§ WRITTEN INSTRUCTION
The entries below should be given again exactly, minus their pictures.
begin SUPPLIED MATERIAL
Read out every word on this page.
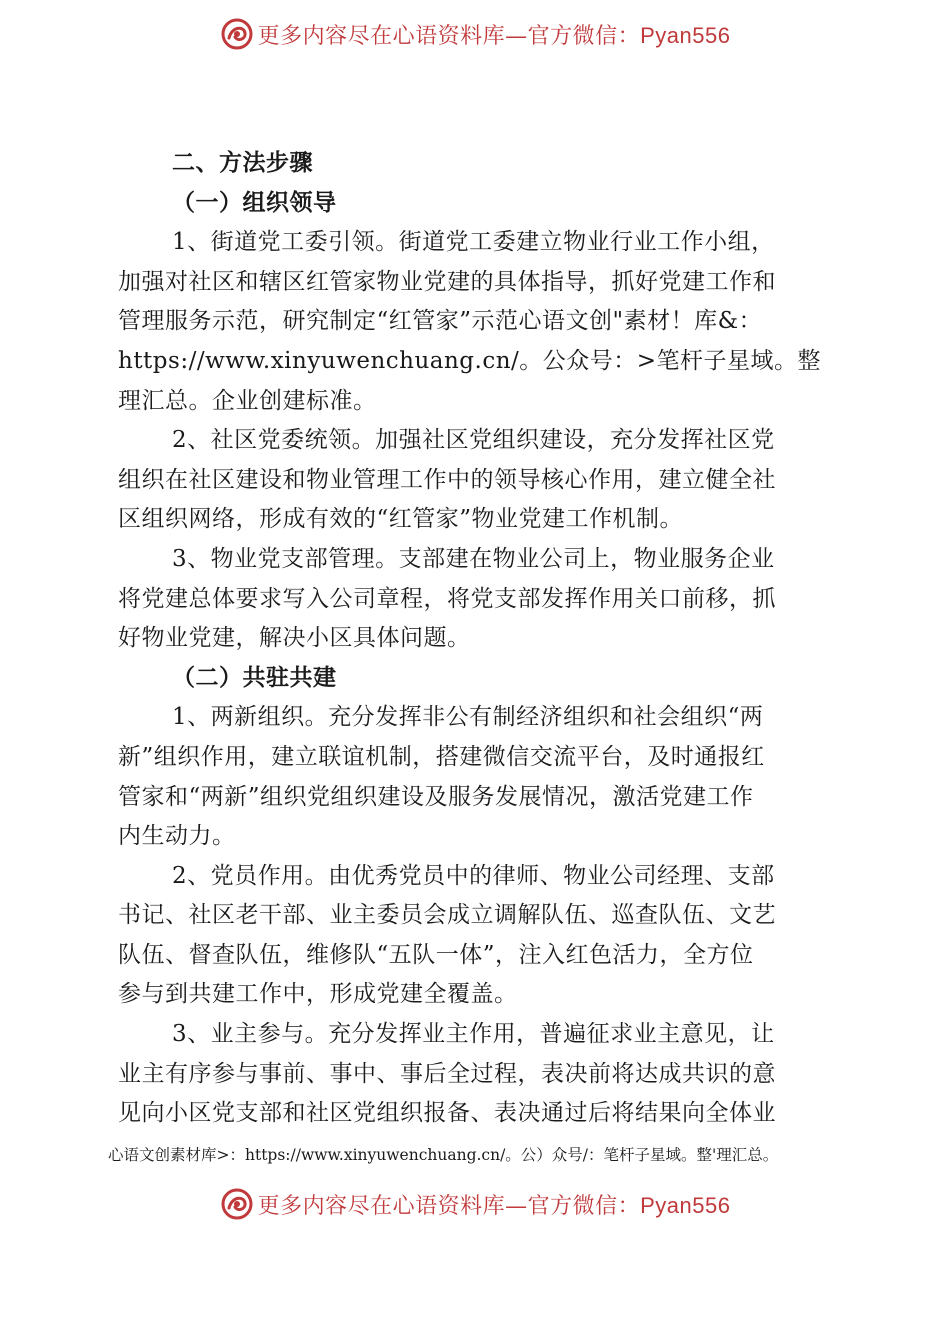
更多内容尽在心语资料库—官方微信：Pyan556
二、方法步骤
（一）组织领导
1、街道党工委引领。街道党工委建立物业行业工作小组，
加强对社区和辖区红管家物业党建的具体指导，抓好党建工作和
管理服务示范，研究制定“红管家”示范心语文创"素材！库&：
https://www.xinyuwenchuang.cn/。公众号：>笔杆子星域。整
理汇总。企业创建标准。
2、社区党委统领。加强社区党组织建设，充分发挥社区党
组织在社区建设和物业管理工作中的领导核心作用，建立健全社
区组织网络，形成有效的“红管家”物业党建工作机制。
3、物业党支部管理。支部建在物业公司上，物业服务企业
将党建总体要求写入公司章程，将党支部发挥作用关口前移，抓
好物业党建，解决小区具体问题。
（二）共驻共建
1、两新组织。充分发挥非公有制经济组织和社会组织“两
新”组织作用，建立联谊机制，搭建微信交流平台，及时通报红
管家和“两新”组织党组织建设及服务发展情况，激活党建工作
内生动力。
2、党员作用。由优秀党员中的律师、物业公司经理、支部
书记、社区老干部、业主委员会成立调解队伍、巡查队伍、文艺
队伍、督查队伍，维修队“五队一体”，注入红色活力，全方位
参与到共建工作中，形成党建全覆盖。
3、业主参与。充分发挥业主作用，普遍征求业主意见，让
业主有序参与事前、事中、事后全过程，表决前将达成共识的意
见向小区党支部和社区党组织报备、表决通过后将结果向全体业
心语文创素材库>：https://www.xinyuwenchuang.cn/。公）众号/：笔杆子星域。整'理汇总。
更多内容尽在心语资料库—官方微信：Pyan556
end SUPPLIED MATERIAL
§ RESPONSE TO THIS TASK
Read out every word on this page.
更多内容尽在心语资料库—官方微信：Pyan556
二、方法步骤
（一）组织领导
1、街道党工委引领。街道党工委建立物业行业工作小组，
加强对社区和辖区红管家物业党建的具体指导，抓好党建工作和
管理服务示范，研究制定“红管家”示范心语文创"素材！库&：
https://www.xinyuwenchuang.cn/。公众号：>笔杆子星域。整
理汇总。企业创建标准。
2、社区党委统领。加强社区党组织建设，充分发挥社区党
组织在社区建设和物业管理工作中的领导核心作用，建立健全社
区组织网络，形成有效的“红管家”物业党建工作机制。
3、物业党支部管理。支部建在物业公司上，物业服务企业
将党建总体要求写入公司章程，将党支部发挥作用关口前移，抓
好物业党建，解决小区具体问题。
（二）共驻共建
1、两新组织。充分发挥非公有制经济组织和社会组织“两
新”组织作用，建立联谊机制，搭建微信交流平台，及时通报红
管家和“两新”组织党组织建设及服务发展情况，激活党建工作
内生动力。
2、党员作用。由优秀党员中的律师、物业公司经理、支部
书记、社区老干部、业主委员会成立调解队伍、巡查队伍、文艺
队伍、督查队伍，维修队“五队一体”，注入红色活力，全方位
参与到共建工作中，形成党建全覆盖。
3、业主参与。充分发挥业主作用，普遍征求业主意见，让
业主有序参与事前、事中、事后全过程，表决前将达成共识的意
见向小区党支部和社区党组织报备、表决通过后将结果向全体业
心语文创素材库>：https://www.xinyuwenchuang.cn/。公）众号/：笔杆子星域。整'理汇总。
更多内容尽在心语资料库—官方微信：Pyan556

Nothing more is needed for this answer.